[Work task] Once you have read the data below, print all of it exactly.

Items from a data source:
####################

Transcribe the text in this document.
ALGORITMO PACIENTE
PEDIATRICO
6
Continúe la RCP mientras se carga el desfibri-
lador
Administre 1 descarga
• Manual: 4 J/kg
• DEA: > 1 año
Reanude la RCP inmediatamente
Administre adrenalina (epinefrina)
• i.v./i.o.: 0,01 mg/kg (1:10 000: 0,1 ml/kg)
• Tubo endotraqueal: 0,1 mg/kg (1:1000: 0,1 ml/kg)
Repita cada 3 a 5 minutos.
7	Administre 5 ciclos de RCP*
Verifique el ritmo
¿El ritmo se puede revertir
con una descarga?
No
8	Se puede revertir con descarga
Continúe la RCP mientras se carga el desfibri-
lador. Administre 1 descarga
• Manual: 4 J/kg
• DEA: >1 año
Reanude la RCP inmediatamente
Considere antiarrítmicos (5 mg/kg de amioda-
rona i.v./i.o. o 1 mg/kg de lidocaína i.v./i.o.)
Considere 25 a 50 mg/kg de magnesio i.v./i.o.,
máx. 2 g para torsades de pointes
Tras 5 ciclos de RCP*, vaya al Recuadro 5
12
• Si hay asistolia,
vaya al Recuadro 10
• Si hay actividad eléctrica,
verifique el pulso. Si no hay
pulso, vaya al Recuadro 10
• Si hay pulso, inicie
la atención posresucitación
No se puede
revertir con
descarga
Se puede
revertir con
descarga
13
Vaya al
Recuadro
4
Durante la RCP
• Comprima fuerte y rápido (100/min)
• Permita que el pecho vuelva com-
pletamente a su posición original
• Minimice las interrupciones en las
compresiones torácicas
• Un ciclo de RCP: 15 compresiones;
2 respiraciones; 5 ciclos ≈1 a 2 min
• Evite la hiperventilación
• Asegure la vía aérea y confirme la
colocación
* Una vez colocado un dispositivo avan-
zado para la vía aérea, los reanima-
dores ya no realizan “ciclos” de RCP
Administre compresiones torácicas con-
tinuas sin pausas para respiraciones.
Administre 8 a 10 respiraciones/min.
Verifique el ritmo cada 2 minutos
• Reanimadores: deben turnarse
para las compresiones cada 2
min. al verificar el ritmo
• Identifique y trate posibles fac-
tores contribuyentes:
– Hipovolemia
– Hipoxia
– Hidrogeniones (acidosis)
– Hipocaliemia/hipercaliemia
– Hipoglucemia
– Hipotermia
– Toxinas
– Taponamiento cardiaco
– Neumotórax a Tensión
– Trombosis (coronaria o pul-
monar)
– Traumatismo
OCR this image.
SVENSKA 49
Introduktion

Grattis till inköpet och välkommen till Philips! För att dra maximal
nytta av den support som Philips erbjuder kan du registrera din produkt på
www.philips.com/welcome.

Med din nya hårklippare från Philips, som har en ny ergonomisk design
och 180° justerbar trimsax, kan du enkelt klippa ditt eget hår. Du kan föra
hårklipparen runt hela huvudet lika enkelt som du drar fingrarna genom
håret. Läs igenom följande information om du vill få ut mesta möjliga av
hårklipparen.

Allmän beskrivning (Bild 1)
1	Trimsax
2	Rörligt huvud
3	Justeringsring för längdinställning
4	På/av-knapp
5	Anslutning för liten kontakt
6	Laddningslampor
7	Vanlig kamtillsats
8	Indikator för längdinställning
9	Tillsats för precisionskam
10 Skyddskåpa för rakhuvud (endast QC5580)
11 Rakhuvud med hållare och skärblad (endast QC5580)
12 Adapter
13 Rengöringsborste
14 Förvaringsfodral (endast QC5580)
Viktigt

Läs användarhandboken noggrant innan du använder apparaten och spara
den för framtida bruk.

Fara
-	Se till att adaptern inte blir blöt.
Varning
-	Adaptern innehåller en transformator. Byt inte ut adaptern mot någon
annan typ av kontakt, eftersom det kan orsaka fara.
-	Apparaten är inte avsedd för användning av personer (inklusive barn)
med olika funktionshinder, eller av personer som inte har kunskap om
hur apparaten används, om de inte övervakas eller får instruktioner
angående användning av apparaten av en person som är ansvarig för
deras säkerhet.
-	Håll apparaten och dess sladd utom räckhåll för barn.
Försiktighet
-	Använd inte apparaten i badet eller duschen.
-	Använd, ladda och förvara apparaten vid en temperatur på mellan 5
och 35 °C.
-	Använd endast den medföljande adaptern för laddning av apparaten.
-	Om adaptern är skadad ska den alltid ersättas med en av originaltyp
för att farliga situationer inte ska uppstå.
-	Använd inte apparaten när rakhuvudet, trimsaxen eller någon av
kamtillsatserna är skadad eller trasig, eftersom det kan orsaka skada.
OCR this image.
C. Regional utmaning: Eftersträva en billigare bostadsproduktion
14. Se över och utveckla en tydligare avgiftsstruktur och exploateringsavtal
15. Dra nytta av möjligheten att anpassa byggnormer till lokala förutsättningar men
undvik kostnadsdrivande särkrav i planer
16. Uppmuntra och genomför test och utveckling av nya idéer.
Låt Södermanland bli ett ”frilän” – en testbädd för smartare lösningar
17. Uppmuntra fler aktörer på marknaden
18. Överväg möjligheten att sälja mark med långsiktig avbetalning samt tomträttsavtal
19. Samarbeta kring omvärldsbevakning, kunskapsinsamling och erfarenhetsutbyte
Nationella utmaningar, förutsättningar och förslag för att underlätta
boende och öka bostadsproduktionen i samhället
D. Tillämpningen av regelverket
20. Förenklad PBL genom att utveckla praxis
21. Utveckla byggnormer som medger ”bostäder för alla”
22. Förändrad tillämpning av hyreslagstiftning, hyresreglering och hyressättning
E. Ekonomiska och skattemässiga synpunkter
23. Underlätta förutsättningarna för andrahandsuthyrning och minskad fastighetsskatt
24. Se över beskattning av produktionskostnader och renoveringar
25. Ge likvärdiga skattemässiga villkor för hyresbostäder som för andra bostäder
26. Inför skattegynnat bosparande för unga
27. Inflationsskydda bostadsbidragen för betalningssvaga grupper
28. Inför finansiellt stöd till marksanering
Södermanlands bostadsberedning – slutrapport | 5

####################

[Response to this task]
Transcribe the text in this document.
ALGORITMO PACIENTE
PEDIATRICO
6
Continúe la RCP mientras se carga el desfibri-
lador
Administre 1 descarga
• Manual: 4 J/kg
• DEA: > 1 año
Reanude la RCP inmediatamente
Administre adrenalina (epinefrina)
• i.v./i.o.: 0,01 mg/kg (1:10 000: 0,1 ml/kg)
• Tubo endotraqueal: 0,1 mg/kg (1:1000: 0,1 ml/kg)
Repita cada 3 a 5 minutos.
7	Administre 5 ciclos de RCP*
Verifique el ritmo
¿El ritmo se puede revertir
con una descarga?
No
8	Se puede revertir con descarga
Continúe la RCP mientras se carga el desfibri-
lador. Administre 1 descarga
• Manual: 4 J/kg
• DEA: >1 año
Reanude la RCP inmediatamente
Considere antiarrítmicos (5 mg/kg de amioda-
rona i.v./i.o. o 1 mg/kg de lidocaína i.v./i.o.)
Considere 25 a 50 mg/kg de magnesio i.v./i.o.,
máx. 2 g para torsades de pointes
Tras 5 ciclos de RCP*, vaya al Recuadro 5
12
• Si hay asistolia,
vaya al Recuadro 10
• Si hay actividad eléctrica,
verifique el pulso. Si no hay
pulso, vaya al Recuadro 10
• Si hay pulso, inicie
la atención posresucitación
No se puede
revertir con
descarga
Se puede
revertir con
descarga
13
Vaya al
Recuadro
4
Durante la RCP
• Comprima fuerte y rápido (100/min)
• Permita que el pecho vuelva com-
pletamente a su posición original
• Minimice las interrupciones en las
compresiones torácicas
• Un ciclo de RCP: 15 compresiones;
2 respiraciones; 5 ciclos ≈1 a 2 min
• Evite la hiperventilación
• Asegure la vía aérea y confirme la
colocación
* Una vez colocado un dispositivo avan-
zado para la vía aérea, los reanima-
dores ya no realizan “ciclos” de RCP
Administre compresiones torácicas con-
tinuas sin pausas para respiraciones.
Administre 8 a 10 respiraciones/min.
Verifique el ritmo cada 2 minutos
• Reanimadores: deben turnarse
para las compresiones cada 2
min. al verificar el ritmo
• Identifique y trate posibles fac-
tores contribuyentes:
– Hipovolemia
– Hipoxia
– Hidrogeniones (acidosis)
– Hipocaliemia/hipercaliemia
– Hipoglucemia
– Hipotermia
– Toxinas
– Taponamiento cardiaco
– Neumotórax a Tensión
– Trombosis (coronaria o pul-
monar)
– Traumatismo
OCR this image.
SVENSKA 49
Introduktion

Grattis till inköpet och välkommen till Philips! För att dra maximal
nytta av den support som Philips erbjuder kan du registrera din produkt på
www.philips.com/welcome.

Med din nya hårklippare från Philips, som har en ny ergonomisk design
och 180° justerbar trimsax, kan du enkelt klippa ditt eget hår. Du kan föra
hårklipparen runt hela huvudet lika enkelt som du drar fingrarna genom
håret. Läs igenom följande information om du vill få ut mesta möjliga av
hårklipparen.

Allmän beskrivning (Bild 1)
1	Trimsax
2	Rörligt huvud
3	Justeringsring för längdinställning
4	På/av-knapp
5	Anslutning för liten kontakt
6	Laddningslampor
7	Vanlig kamtillsats
8	Indikator för längdinställning
9	Tillsats för precisionskam
10 Skyddskåpa för rakhuvud (endast QC5580)
11 Rakhuvud med hållare och skärblad (endast QC5580)
12 Adapter
13 Rengöringsborste
14 Förvaringsfodral (endast QC5580)
Viktigt

Läs användarhandboken noggrant innan du använder apparaten och spara
den för framtida bruk.

Fara
-	Se till att adaptern inte blir blöt.
Varning
-	Adaptern innehåller en transformator. Byt inte ut adaptern mot någon
annan typ av kontakt, eftersom det kan orsaka fara.
-	Apparaten är inte avsedd för användning av personer (inklusive barn)
med olika funktionshinder, eller av personer som inte har kunskap om
hur apparaten används, om de inte övervakas eller får instruktioner
angående användning av apparaten av en person som är ansvarig för
deras säkerhet.
-	Håll apparaten och dess sladd utom räckhåll för barn.
Försiktighet
-	Använd inte apparaten i badet eller duschen.
-	Använd, ladda och förvara apparaten vid en temperatur på mellan 5
och 35 °C.
-	Använd endast den medföljande adaptern för laddning av apparaten.
-	Om adaptern är skadad ska den alltid ersättas med en av originaltyp
för att farliga situationer inte ska uppstå.
-	Använd inte apparaten när rakhuvudet, trimsaxen eller någon av
kamtillsatserna är skadad eller trasig, eftersom det kan orsaka skada.
OCR this image.
C. Regional utmaning: Eftersträva en billigare bostadsproduktion
14. Se över och utveckla en tydligare avgiftsstruktur och exploateringsavtal
15. Dra nytta av möjligheten att anpassa byggnormer till lokala förutsättningar men
undvik kostnadsdrivande särkrav i planer
16. Uppmuntra och genomför test och utveckling av nya idéer.
Låt Södermanland bli ett ”frilän” – en testbädd för smartare lösningar
17. Uppmuntra fler aktörer på marknaden
18. Överväg möjligheten att sälja mark med långsiktig avbetalning samt tomträttsavtal
19. Samarbeta kring omvärldsbevakning, kunskapsinsamling och erfarenhetsutbyte
Nationella utmaningar, förutsättningar och förslag för att underlätta
boende och öka bostadsproduktionen i samhället
D. Tillämpningen av regelverket
20. Förenklad PBL genom att utveckla praxis
21. Utveckla byggnormer som medger ”bostäder för alla”
22. Förändrad tillämpning av hyreslagstiftning, hyresreglering och hyressättning
E. Ekonomiska och skattemässiga synpunkter
23. Underlätta förutsättningarna för andrahandsuthyrning och minskad fastighetsskatt
24. Se över beskattning av produktionskostnader och renoveringar
25. Ge likvärdiga skattemässiga villkor för hyresbostäder som för andra bostäder
26. Inför skattegynnat bosparande för unga
27. Inflationsskydda bostadsbidragen för betalningssvaga grupper
28. Inför finansiellt stöd till marksanering
Södermanlands bostadsberedning – slutrapport | 5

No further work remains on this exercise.